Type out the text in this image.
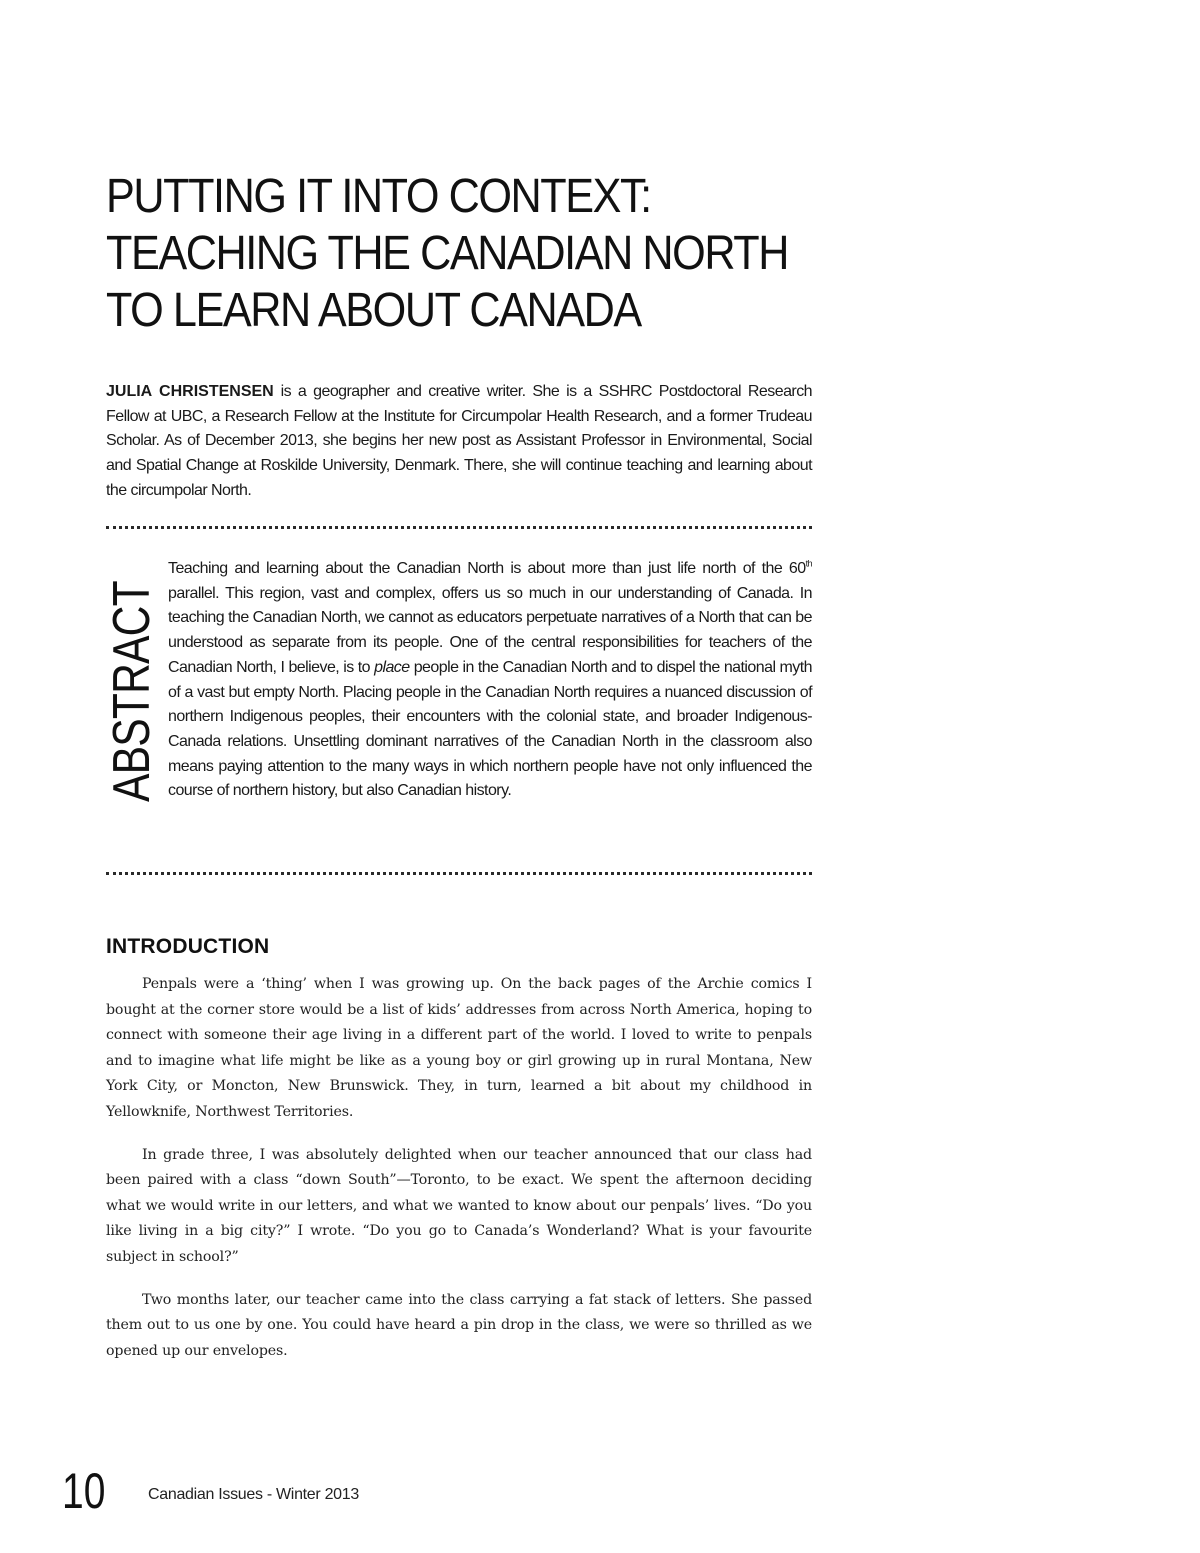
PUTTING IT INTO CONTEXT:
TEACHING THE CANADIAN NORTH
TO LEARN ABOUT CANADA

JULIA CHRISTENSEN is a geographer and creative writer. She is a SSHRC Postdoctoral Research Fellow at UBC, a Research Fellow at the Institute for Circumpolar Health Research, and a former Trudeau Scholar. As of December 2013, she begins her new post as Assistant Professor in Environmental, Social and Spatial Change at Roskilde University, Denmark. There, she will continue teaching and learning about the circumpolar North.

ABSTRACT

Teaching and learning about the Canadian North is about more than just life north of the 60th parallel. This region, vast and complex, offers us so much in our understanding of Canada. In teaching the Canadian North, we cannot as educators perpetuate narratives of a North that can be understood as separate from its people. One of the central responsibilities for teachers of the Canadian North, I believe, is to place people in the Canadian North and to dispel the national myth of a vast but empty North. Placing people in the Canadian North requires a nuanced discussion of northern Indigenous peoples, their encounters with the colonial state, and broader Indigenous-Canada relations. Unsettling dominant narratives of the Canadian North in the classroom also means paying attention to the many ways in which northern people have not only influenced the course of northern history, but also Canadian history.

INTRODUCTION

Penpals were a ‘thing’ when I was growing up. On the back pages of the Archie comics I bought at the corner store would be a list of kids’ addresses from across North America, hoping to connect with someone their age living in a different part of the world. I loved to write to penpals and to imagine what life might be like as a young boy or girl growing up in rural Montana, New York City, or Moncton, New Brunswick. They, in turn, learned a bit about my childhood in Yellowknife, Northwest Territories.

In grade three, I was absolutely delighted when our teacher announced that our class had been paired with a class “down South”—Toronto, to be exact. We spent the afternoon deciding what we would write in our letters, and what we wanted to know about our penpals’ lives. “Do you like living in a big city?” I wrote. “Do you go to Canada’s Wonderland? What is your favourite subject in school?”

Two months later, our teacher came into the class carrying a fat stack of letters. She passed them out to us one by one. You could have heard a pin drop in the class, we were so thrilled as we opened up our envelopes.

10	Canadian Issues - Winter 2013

+--

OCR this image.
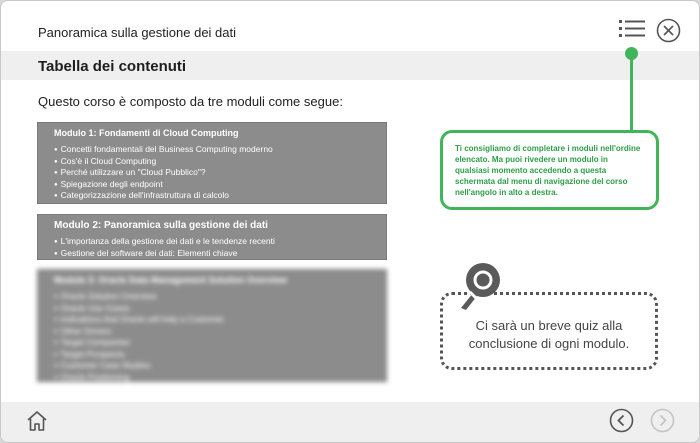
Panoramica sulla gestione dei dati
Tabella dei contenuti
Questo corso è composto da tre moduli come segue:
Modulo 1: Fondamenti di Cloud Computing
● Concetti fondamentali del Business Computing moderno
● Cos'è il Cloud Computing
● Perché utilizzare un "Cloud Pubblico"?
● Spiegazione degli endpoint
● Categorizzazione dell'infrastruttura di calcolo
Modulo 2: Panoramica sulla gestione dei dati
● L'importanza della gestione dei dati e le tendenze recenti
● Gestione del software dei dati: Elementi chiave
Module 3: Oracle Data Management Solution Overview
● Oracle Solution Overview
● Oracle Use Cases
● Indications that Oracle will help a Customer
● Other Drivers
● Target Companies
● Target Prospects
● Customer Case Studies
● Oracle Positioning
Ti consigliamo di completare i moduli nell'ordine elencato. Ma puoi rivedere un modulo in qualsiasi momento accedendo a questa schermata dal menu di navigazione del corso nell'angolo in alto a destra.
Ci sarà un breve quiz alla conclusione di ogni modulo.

+--

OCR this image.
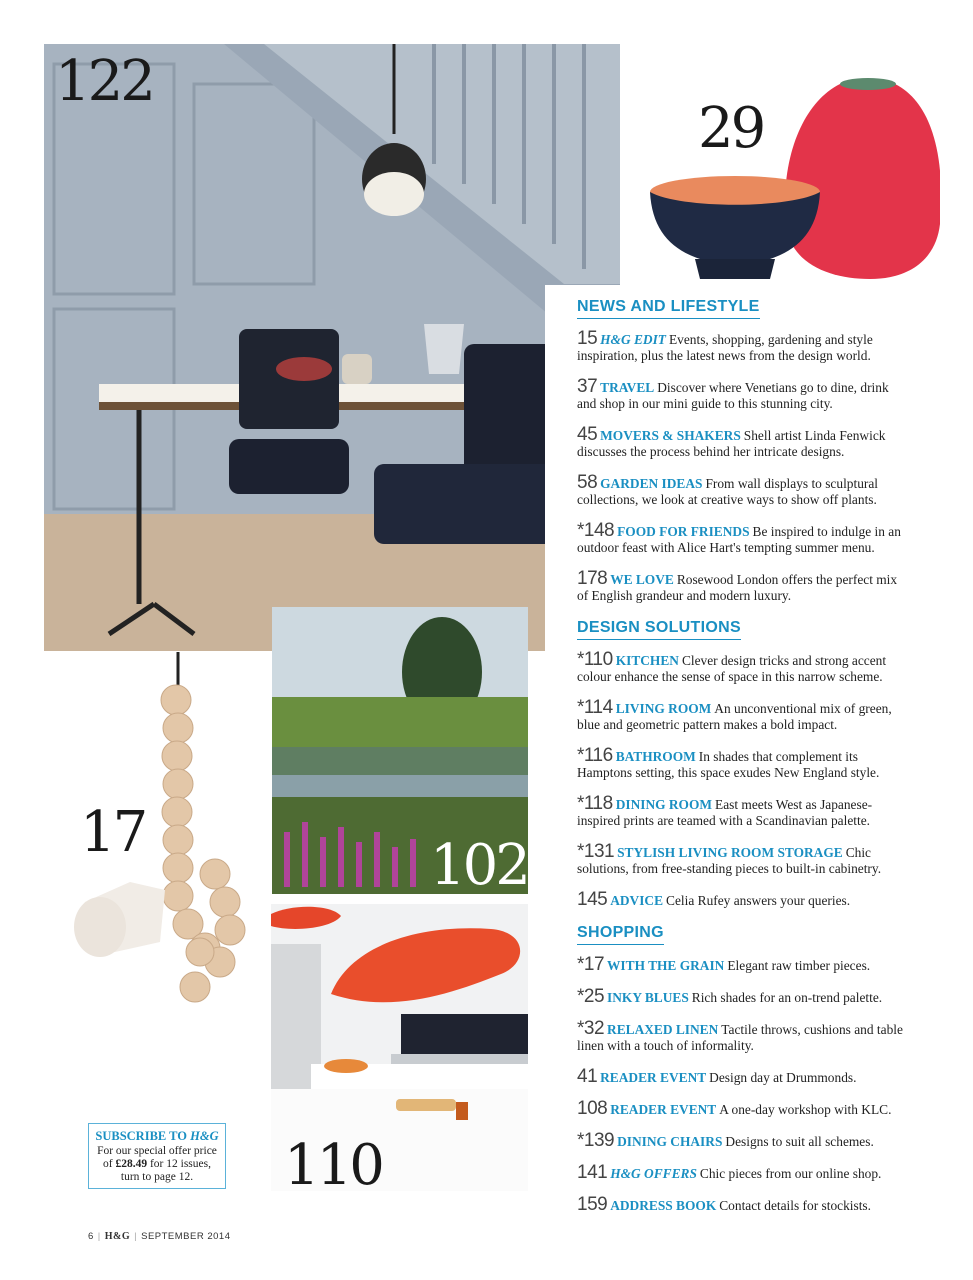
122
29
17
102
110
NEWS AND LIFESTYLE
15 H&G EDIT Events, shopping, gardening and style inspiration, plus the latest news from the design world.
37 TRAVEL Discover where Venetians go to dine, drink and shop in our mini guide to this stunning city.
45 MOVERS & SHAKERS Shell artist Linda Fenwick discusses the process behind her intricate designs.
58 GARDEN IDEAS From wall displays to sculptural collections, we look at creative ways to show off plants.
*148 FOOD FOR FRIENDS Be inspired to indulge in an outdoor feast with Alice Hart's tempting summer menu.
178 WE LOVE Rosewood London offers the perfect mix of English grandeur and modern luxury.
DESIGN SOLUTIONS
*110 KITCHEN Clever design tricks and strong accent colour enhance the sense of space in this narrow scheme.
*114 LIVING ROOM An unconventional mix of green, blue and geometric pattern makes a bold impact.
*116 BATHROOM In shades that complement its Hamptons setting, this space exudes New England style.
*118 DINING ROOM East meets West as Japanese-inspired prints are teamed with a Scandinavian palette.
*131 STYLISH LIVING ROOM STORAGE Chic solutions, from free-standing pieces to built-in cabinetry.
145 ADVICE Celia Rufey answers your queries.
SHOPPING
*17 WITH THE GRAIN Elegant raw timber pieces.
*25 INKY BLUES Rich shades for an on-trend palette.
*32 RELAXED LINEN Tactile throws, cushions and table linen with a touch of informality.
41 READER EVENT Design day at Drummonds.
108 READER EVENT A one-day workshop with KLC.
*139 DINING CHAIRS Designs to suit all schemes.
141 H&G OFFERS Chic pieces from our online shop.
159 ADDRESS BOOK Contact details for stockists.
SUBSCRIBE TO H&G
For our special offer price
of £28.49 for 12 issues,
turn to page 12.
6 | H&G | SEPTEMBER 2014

+--

Required work: Pick out each line in the material containing "Customer".

Result of the task:
● Indications that Oracle will help a Customer
● Customer Case Studies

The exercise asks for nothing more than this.